#### SET TASK:
Omit the pictures, then reproduce every remaining record exactly.

#### ENTRIES PROVIDED:
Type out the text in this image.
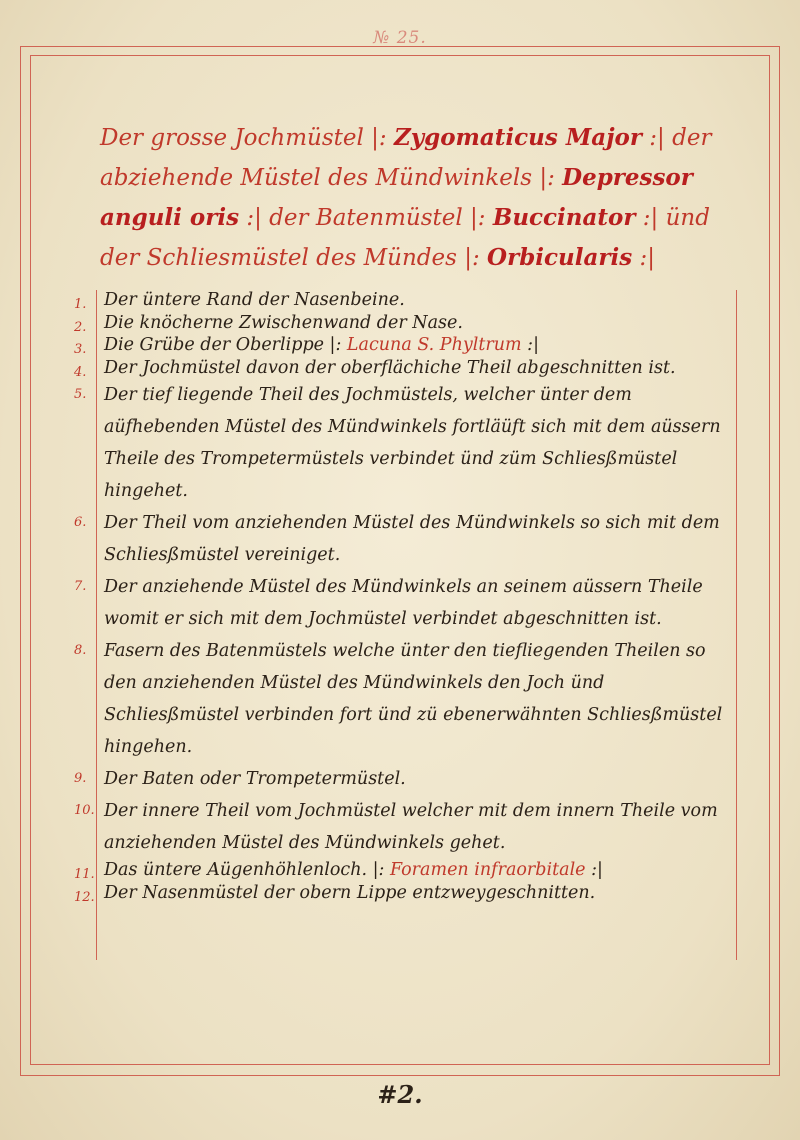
№ 25.
Der grosse Jochmüstel |: Zygomaticus Major :| der abziehende Müstel des Mündwinkels |: Depressor anguli oris :| der Batenmüstel |: Buccinator :| ünd der Schliesmüstel des Mündes |: Orbicularis :|
1.	Der üntere Rand der Nasenbeine.
2.	Die knöcherne Zwischenwand der Nase.
3.	Die Grübe der Oberlippe |: Lacuna S. Phyltrum :|
4.	Der Jochmüstel davon der oberflächiche Theil abgeschnitten ist.
5.	Der tief liegende Theil des Jochmüstels, welcher ünter dem aüfhebenden Müstel des Mündwinkels fortläüft sich mit dem aüssern Theile des Trompetermüstels verbindet ünd züm Schliesßmüstel hingehet.
6.	Der Theil vom anziehenden Müstel des Mündwinkels so sich mit dem Schliesßmüstel vereiniget.
7.	Der anziehende Müstel des Mündwinkels an seinem aüssern Theile womit er sich mit dem Jochmüstel verbindet abgeschnitten ist.
8.	Fasern des Batenmüstels welche ünter den tiefliegenden Theilen so den anziehenden Müstel des Mündwinkels den Joch ünd Schliesßmüstel verbinden fort ünd zü ebenerwähnten Schliesßmüstel hingehen.
9.	Der Baten oder Trompetermüstel.
10. Der innere Theil vom Jochmüstel welcher mit dem innern Theile vom anziehenden Müstel des Mündwinkels gehet.
11. Das üntere Aügenhöhlenloch. |: Foramen infraorbitale :|
12. Der Nasenmüstel der obern Lippe entzweygeschnitten.
#2.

#### REPLY TO THE TASK:
Type out the text in this image.
№ 25.
Der grosse Jochmüstel |: Zygomaticus Major :| der abziehende Müstel des Mündwinkels |: Depressor anguli oris :| der Batenmüstel |: Buccinator :| ünd der Schliesmüstel des Mündes |: Orbicularis :|
1.	Der üntere Rand der Nasenbeine.
2.	Die knöcherne Zwischenwand der Nase.
3.	Die Grübe der Oberlippe |: Lacuna S. Phyltrum :|
4.	Der Jochmüstel davon der oberflächiche Theil abgeschnitten ist.
5.	Der tief liegende Theil des Jochmüstels, welcher ünter dem aüfhebenden Müstel des Mündwinkels fortläüft sich mit dem aüssern Theile des Trompetermüstels verbindet ünd züm Schliesßmüstel hingehet.
6.	Der Theil vom anziehenden Müstel des Mündwinkels so sich mit dem Schliesßmüstel vereiniget.
7.	Der anziehende Müstel des Mündwinkels an seinem aüssern Theile womit er sich mit dem Jochmüstel verbindet abgeschnitten ist.
8.	Fasern des Batenmüstels welche ünter den tiefliegenden Theilen so den anziehenden Müstel des Mündwinkels den Joch ünd Schliesßmüstel verbinden fort ünd zü ebenerwähnten Schliesßmüstel hingehen.
9.	Der Baten oder Trompetermüstel.
10. Der innere Theil vom Jochmüstel welcher mit dem innern Theile vom anziehenden Müstel des Mündwinkels gehet.
11. Das üntere Aügenhöhlenloch. |: Foramen infraorbitale :|
12. Der Nasenmüstel der obern Lippe entzweygeschnitten.
#2.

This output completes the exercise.